* _Directive_
Filter the records for lines holding the string "marks".

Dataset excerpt

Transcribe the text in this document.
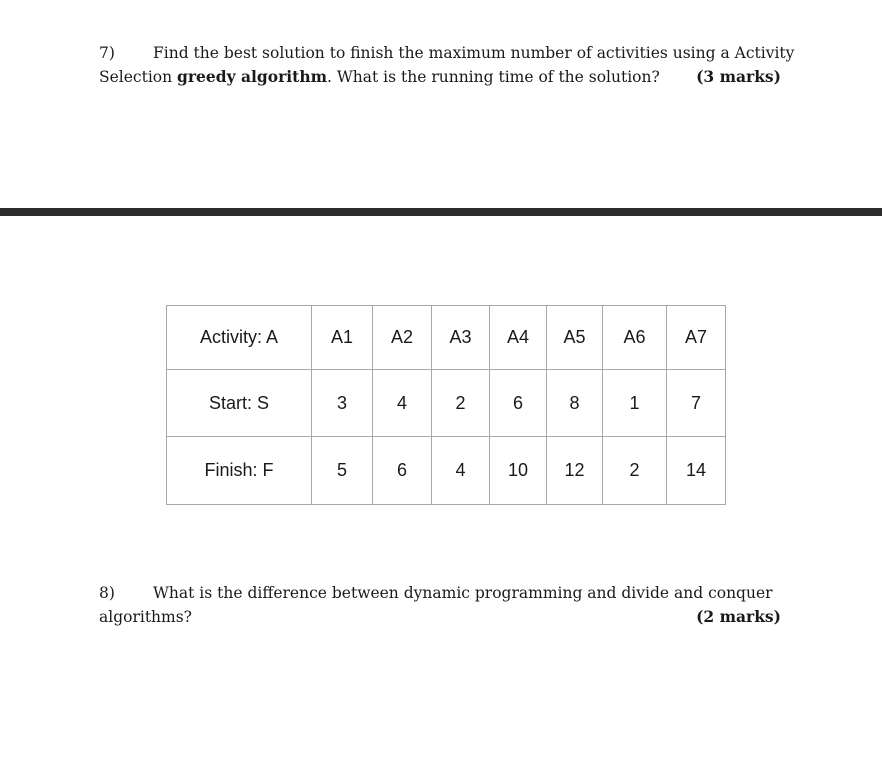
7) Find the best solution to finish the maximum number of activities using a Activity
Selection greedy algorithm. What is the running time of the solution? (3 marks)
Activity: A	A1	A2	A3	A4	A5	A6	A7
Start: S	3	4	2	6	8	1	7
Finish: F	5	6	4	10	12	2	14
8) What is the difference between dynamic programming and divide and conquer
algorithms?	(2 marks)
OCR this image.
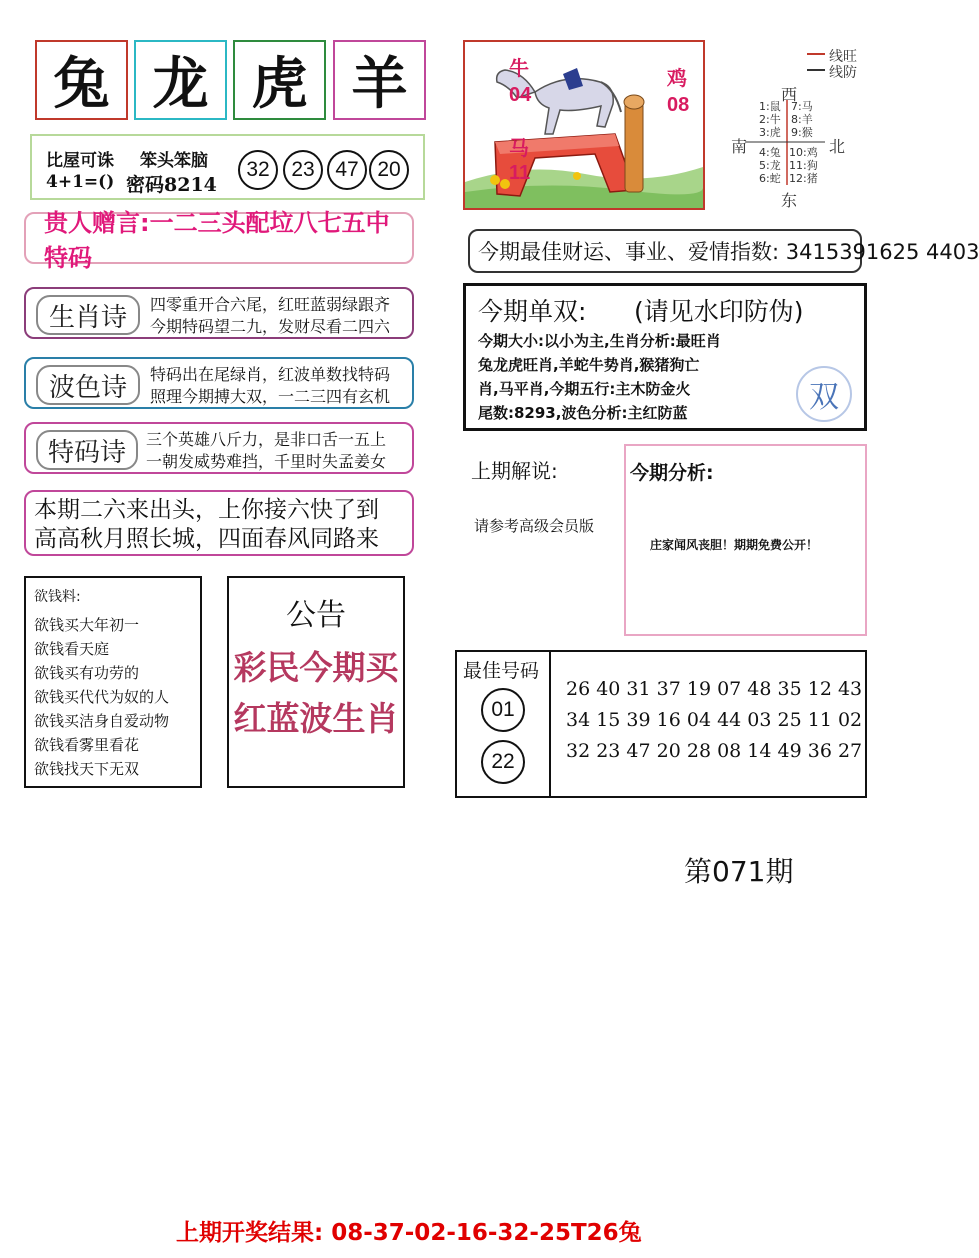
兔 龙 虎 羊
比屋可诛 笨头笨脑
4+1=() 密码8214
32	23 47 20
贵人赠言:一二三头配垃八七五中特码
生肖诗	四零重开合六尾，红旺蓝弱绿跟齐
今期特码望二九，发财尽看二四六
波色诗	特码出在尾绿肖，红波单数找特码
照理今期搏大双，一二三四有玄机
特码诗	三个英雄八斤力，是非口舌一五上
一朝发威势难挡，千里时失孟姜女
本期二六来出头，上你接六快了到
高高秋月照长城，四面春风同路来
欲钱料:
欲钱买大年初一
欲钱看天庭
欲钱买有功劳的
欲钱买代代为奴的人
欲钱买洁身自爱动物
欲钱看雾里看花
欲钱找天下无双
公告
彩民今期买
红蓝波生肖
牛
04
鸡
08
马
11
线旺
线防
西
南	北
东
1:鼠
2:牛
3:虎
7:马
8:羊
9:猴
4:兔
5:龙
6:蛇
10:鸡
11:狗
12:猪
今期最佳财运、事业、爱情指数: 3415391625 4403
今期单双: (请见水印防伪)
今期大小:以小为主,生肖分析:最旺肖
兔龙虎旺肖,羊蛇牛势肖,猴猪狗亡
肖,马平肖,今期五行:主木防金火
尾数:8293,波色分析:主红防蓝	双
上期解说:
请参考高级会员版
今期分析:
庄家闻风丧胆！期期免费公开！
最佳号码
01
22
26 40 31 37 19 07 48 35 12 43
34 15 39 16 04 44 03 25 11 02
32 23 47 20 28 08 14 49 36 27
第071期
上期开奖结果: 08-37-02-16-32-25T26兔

* _Response for this exercise_
Selection greedy algorithm. What is the running time of the solution? (3 marks)
algorithms?	(2 marks)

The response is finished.